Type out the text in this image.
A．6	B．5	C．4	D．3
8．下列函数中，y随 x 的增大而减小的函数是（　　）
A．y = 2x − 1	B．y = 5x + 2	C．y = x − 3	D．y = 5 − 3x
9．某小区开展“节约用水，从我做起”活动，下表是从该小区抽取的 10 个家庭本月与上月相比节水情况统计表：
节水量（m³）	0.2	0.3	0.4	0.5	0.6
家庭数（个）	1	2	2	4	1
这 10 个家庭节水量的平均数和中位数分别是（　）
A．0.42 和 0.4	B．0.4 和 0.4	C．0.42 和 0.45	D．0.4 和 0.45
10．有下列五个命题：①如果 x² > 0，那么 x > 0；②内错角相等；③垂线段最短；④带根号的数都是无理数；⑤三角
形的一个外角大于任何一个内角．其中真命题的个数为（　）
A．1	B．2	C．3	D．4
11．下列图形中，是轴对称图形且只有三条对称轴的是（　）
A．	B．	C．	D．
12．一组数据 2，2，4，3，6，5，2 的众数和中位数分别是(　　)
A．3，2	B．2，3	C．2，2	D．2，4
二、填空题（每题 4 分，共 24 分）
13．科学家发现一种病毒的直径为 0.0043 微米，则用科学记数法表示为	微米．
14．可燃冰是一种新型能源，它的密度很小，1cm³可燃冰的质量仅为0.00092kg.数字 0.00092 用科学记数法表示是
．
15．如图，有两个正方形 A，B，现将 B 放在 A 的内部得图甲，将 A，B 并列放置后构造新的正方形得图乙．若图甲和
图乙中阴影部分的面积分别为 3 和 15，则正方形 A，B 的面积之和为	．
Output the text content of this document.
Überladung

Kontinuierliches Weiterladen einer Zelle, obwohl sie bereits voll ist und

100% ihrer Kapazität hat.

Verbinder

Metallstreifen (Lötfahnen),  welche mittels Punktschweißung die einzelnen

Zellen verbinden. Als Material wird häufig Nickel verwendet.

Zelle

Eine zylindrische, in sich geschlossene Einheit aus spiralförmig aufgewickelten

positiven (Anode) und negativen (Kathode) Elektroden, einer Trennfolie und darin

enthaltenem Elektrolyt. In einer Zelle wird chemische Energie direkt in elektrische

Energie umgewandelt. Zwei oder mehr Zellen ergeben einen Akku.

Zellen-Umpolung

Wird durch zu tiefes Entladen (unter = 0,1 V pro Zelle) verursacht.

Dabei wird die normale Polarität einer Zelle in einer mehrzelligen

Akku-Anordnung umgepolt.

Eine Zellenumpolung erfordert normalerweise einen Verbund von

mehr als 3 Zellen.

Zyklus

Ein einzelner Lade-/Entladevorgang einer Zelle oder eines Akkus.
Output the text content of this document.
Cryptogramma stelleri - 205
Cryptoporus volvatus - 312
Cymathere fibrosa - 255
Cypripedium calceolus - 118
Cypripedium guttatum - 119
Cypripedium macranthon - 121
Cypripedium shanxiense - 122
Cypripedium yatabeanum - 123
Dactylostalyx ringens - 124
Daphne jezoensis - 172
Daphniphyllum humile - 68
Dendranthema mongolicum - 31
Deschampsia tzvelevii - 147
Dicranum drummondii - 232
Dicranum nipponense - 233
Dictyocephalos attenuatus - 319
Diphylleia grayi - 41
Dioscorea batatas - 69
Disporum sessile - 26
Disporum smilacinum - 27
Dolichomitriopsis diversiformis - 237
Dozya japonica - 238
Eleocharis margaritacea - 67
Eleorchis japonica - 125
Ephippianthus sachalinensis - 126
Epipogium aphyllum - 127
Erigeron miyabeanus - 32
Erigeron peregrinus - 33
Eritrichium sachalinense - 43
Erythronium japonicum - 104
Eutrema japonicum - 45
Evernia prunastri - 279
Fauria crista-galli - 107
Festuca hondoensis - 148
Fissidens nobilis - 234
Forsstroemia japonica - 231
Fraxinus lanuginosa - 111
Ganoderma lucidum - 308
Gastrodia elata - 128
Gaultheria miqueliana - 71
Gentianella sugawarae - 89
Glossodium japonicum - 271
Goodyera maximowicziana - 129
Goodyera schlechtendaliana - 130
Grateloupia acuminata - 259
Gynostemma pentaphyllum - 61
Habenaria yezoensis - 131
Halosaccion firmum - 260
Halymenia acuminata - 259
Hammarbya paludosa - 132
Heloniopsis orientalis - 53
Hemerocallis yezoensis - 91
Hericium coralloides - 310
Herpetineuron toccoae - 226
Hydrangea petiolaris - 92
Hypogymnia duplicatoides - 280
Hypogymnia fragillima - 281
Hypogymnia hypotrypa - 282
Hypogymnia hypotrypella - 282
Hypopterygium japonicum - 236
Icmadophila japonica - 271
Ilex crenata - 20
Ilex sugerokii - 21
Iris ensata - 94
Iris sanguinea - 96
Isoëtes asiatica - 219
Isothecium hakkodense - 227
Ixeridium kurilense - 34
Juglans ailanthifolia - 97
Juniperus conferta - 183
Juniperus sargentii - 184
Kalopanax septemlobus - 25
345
= = = =
Examine the listing and say how many of its lines contain the string "japonica". Give the number alone.

4